◆ **REQUIREMENT**: An exact copy of the records is required, minus the pictures they hold.
=====
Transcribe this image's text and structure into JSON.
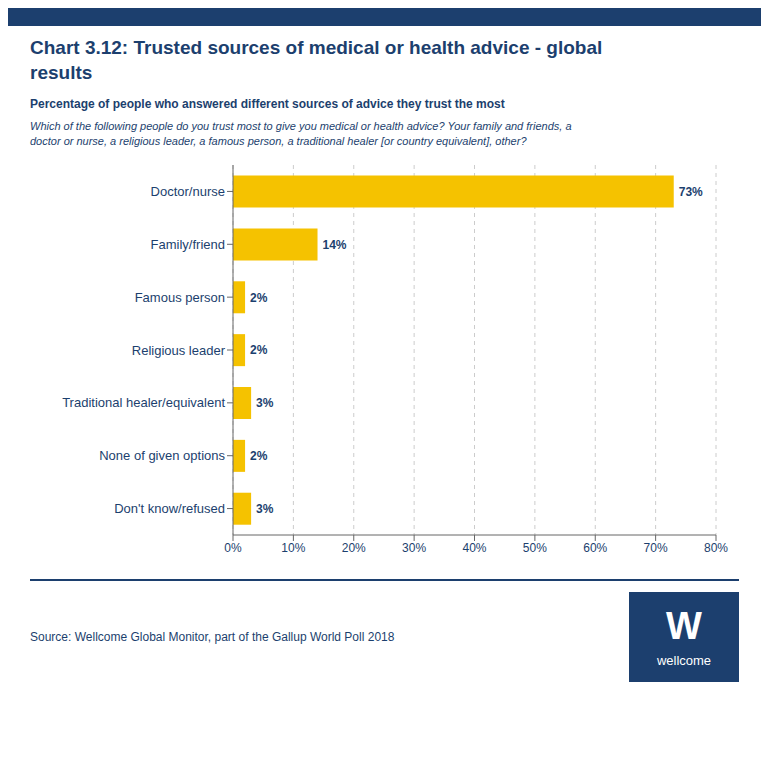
{
  "chart_data": {
    "type": "bar",
    "title": "Chart 3.12: Trusted sources of medical or health advice - global\nresults",
    "subtitle": "Percentage of people who answered different sources of advice they trust the most",
    "annotations": [
      "Which of the following people do you trust most to give you medical or health advice? Your family and friends, a\ndoctor or nurse, a religious leader, a famous person, a traditional healer [or country equivalent], other?",
      "Source: Wellcome Global Monitor, part of the Gallup World Poll 2018",
      "W",
      "wellcome"
    ],
    "categories": [
      "Doctor/nurse",
      "Family/friend",
      "Famous person",
      "Religious leader",
      "Traditional healer/equivalent",
      "None of given options",
      "Don't know/refused"
    ],
    "values": [
      73,
      14,
      2,
      2,
      3,
      2,
      3
    ],
    "value_labels": [
      "73%",
      "14%",
      "2%",
      "2%",
      "3%",
      "2%",
      "3%"
    ],
    "color": "#F5C200",
    "orientation": "horizontal",
    "data_labels": true,
    "grid": true,
    "xlim": [
      0,
      80
    ],
    "xticks": [
      {
        "value": 0,
        "label": "0%"
      },
      {
        "value": 10,
        "label": "10%"
      },
      {
        "value": 20,
        "label": "20%"
      },
      {
        "value": 30,
        "label": "30%"
      },
      {
        "value": 40,
        "label": "40%"
      },
      {
        "value": 50,
        "label": "50%"
      },
      {
        "value": 60,
        "label": "60%"
      },
      {
        "value": 70,
        "label": "70%"
      },
      {
        "value": 80,
        "label": "80%"
      }
    ]
  }
}
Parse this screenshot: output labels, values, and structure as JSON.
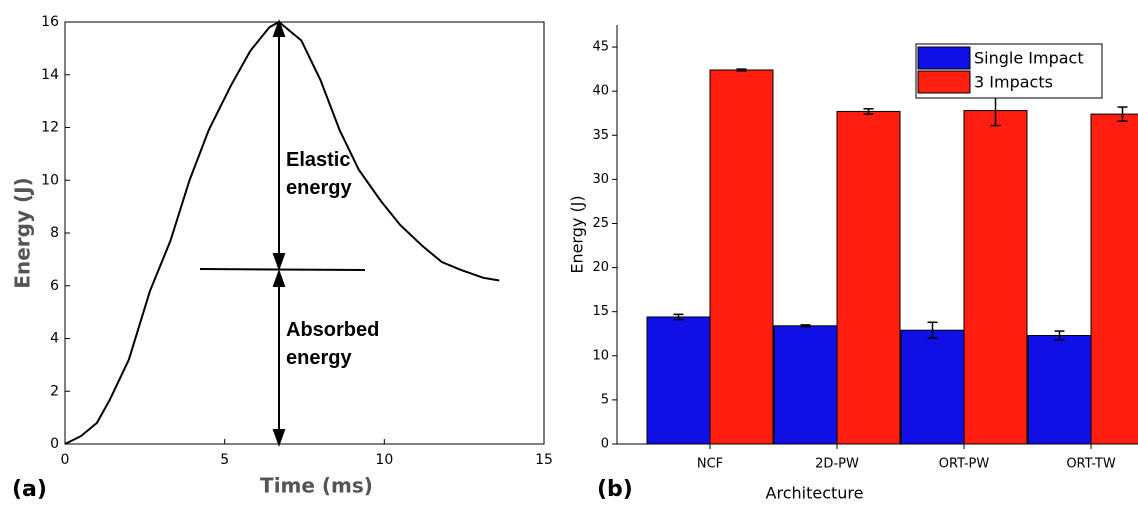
{
  "chart_data": [
    {
      "type": "line",
      "panel": "(a)",
      "xlabel": "Time (ms)",
      "ylabel": "Energy (J)",
      "annotations": [
        "Elastic energy",
        "Absorbed energy"
      ],
      "x": [
        0,
        0.5,
        1,
        1.4,
        2.0,
        2.66,
        3.3,
        3.9,
        4.5,
        5.2,
        5.8,
        6.4,
        6.7,
        7.4,
        8.0,
        8.6,
        9.2,
        9.9,
        10.5,
        11.2,
        11.8,
        12.4,
        13.1,
        13.6
      ],
      "values": [
        0,
        0.3,
        0.8,
        1.67,
        3.2,
        5.8,
        7.7,
        10,
        11.9,
        13.6,
        14.9,
        15.8,
        16,
        15.3,
        13.8,
        11.9,
        10.4,
        9.2,
        8.3,
        7.5,
        6.9,
        6.6,
        6.3,
        6.2
      ],
      "color": "#000000",
      "xlim": [
        0,
        15
      ],
      "xticks": [
        0,
        5,
        10,
        15
      ],
      "ylim": [
        0,
        16
      ],
      "yticks": [
        0,
        2,
        4,
        6,
        8,
        10,
        12,
        14,
        16
      ]
    },
    {
      "type": "bar",
      "panel": "(b)",
      "xlabel": "Architecture",
      "ylabel": "Energy (J)",
      "categories": [
        "NCF",
        "2D-PW",
        "ORT-PW",
        "ORT-TW"
      ],
      "series": [
        {
          "name": "Single Impact",
          "color": "#1010e6",
          "values": [
            14.4,
            13.4,
            12.9,
            12.3
          ],
          "errors": [
            0.3,
            0.1,
            0.9,
            0.5
          ]
        },
        {
          "name": "3 Impacts",
          "color": "#ff1e10",
          "values": [
            42.4,
            37.7,
            37.8,
            37.4
          ],
          "errors": [
            0.1,
            0.3,
            1.7,
            0.8
          ]
        }
      ],
      "ylim": [
        0,
        47.5
      ],
      "yticks": [
        0,
        5,
        10,
        15,
        20,
        25,
        30,
        35,
        40,
        45
      ],
      "legend": "upper right"
    }
  ]
}
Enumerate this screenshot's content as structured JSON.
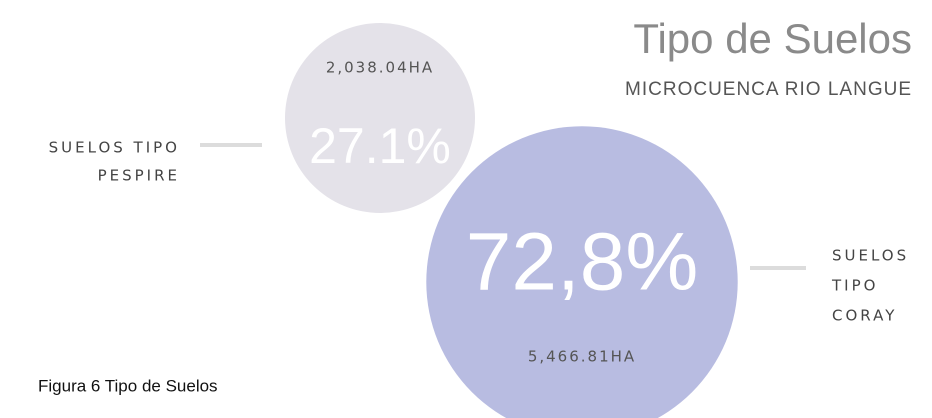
=====
◆ **OUTPUT OF THE EXERCISE**:
Transcribe this image's text and structure into JSON.
{
  "chart_data": {
    "type": "bar",
    "title": "Chart 3.12: Trusted sources of medical or health advice - global\nresults",
    "subtitle": "Percentage of people who answered different sources of advice they trust the most",
    "annotations": [
      "Which of the following people do you trust most to give you medical or health advice? Your family and friends, a\ndoctor or nurse, a religious leader, a famous person, a traditional healer [or country equivalent], other?",
      "Source: Wellcome Global Monitor, part of the Gallup World Poll 2018",
      "W",
      "wellcome"
    ],
    "categories": [
      "Doctor/nurse",
      "Family/friend",
      "Famous person",
      "Religious leader",
      "Traditional healer/equivalent",
      "None of given options",
      "Don't know/refused"
    ],
    "values": [
      73,
      14,
      2,
      2,
      3,
      2,
      3
    ],
    "value_labels": [
      "73%",
      "14%",
      "2%",
      "2%",
      "3%",
      "2%",
      "3%"
    ],
    "color": "#F5C200",
    "orientation": "horizontal",
    "data_labels": true,
    "grid": true,
    "xlim": [
      0,
      80
    ],
    "xticks": [
      {
        "value": 0,
        "label": "0%"
      },
      {
        "value": 10,
        "label": "10%"
      },
      {
        "value": 20,
        "label": "20%"
      },
      {
        "value": 30,
        "label": "30%"
      },
      {
        "value": 40,
        "label": "40%"
      },
      {
        "value": 50,
        "label": "50%"
      },
      {
        "value": 60,
        "label": "60%"
      },
      {
        "value": 70,
        "label": "70%"
      },
      {
        "value": 80,
        "label": "80%"
      }
    ]
  }
}
Parse this screenshot: output labels, values, and structure as JSON.
{
  "chart_data": [
    {
      "type": "line",
      "panel": "(a)",
      "xlabel": "Time (ms)",
      "ylabel": "Energy (J)",
      "annotations": [
        "Elastic energy",
        "Absorbed energy"
      ],
      "x": [
        0,
        0.5,
        1,
        1.4,
        2.0,
        2.66,
        3.3,
        3.9,
        4.5,
        5.2,
        5.8,
        6.4,
        6.7,
        7.4,
        8.0,
        8.6,
        9.2,
        9.9,
        10.5,
        11.2,
        11.8,
        12.4,
        13.1,
        13.6
      ],
      "values": [
        0,
        0.3,
        0.8,
        1.67,
        3.2,
        5.8,
        7.7,
        10,
        11.9,
        13.6,
        14.9,
        15.8,
        16,
        15.3,
        13.8,
        11.9,
        10.4,
        9.2,
        8.3,
        7.5,
        6.9,
        6.6,
        6.3,
        6.2
      ],
      "color": "#000000",
      "xlim": [
        0,
        15
      ],
      "xticks": [
        0,
        5,
        10,
        15
      ],
      "ylim": [
        0,
        16
      ],
      "yticks": [
        0,
        2,
        4,
        6,
        8,
        10,
        12,
        14,
        16
      ]
    },
    {
      "type": "bar",
      "panel": "(b)",
      "xlabel": "Architecture",
      "ylabel": "Energy (J)",
      "categories": [
        "NCF",
        "2D-PW",
        "ORT-PW",
        "ORT-TW"
      ],
      "series": [
        {
          "name": "Single Impact",
          "color": "#1010e6",
          "values": [
            14.4,
            13.4,
            12.9,
            12.3
          ],
          "errors": [
            0.3,
            0.1,
            0.9,
            0.5
          ]
        },
        {
          "name": "3 Impacts",
          "color": "#ff1e10",
          "values": [
            42.4,
            37.7,
            37.8,
            37.4
          ],
          "errors": [
            0.1,
            0.3,
            1.7,
            0.8
          ]
        }
      ],
      "ylim": [
        0,
        47.5
      ],
      "yticks": [
        0,
        5,
        10,
        15,
        20,
        25,
        30,
        35,
        40,
        45
      ],
      "legend": "upper right"
    }
  ]
}
Enumerate this screenshot's content as structured JSON.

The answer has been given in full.